**Provided material:**
══════════════════════════════
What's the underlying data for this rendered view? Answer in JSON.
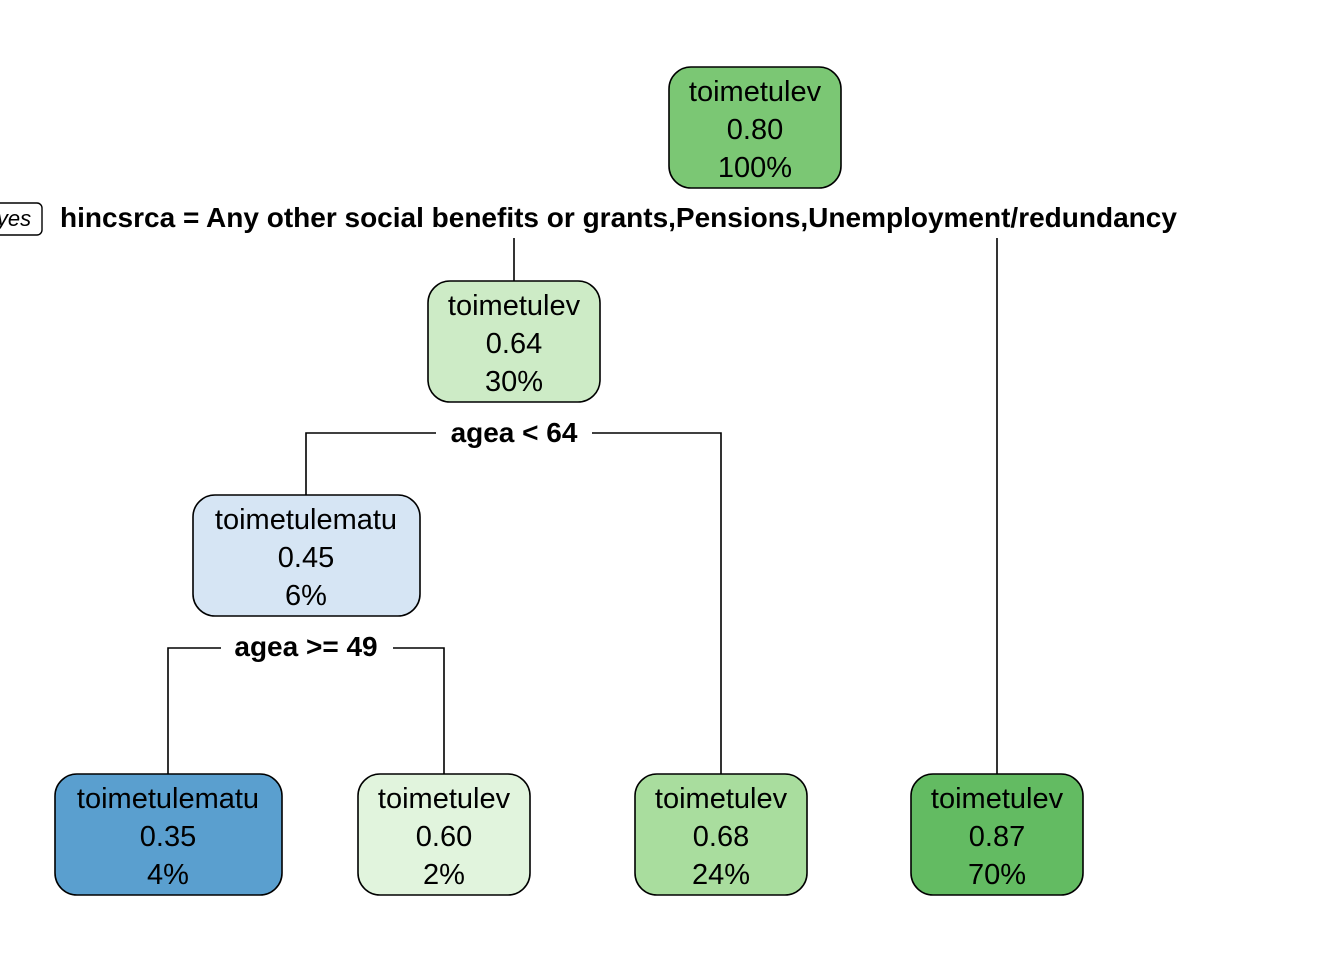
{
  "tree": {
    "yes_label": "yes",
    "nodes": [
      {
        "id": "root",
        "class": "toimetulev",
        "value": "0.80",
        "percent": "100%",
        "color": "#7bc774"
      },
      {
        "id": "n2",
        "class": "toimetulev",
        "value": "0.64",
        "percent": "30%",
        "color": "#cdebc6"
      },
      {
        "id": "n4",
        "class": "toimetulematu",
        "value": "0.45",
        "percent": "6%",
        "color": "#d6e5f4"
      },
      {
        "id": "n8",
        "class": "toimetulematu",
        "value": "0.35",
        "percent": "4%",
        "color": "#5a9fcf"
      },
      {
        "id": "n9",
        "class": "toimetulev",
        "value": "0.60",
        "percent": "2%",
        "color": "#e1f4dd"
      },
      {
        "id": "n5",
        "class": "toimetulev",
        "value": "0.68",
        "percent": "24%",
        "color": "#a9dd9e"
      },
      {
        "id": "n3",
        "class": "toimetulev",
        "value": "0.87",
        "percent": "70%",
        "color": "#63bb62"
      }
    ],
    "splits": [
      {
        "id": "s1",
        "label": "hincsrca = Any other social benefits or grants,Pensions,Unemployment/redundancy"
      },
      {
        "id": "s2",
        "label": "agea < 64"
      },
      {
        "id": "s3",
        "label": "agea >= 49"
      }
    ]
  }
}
══════════════════════════════
**Aim:**
Except for the pictures, copy every line of the records above exactly.

**Result:**
What's the underlying data for this rendered view? Answer in JSON.
{
  "tree": {
    "yes_label": "yes",
    "nodes": [
      {
        "id": "root",
        "class": "toimetulev",
        "value": "0.80",
        "percent": "100%",
        "color": "#7bc774"
      },
      {
        "id": "n2",
        "class": "toimetulev",
        "value": "0.64",
        "percent": "30%",
        "color": "#cdebc6"
      },
      {
        "id": "n4",
        "class": "toimetulematu",
        "value": "0.45",
        "percent": "6%",
        "color": "#d6e5f4"
      },
      {
        "id": "n8",
        "class": "toimetulematu",
        "value": "0.35",
        "percent": "4%",
        "color": "#5a9fcf"
      },
      {
        "id": "n9",
        "class": "toimetulev",
        "value": "0.60",
        "percent": "2%",
        "color": "#e1f4dd"
      },
      {
        "id": "n5",
        "class": "toimetulev",
        "value": "0.68",
        "percent": "24%",
        "color": "#a9dd9e"
      },
      {
        "id": "n3",
        "class": "toimetulev",
        "value": "0.87",
        "percent": "70%",
        "color": "#63bb62"
      }
    ],
    "splits": [
      {
        "id": "s1",
        "label": "hincsrca = Any other social benefits or grants,Pensions,Unemployment/redundancy"
      },
      {
        "id": "s2",
        "label": "agea < 64"
      },
      {
        "id": "s3",
        "label": "agea >= 49"
      }
    ]
  }
}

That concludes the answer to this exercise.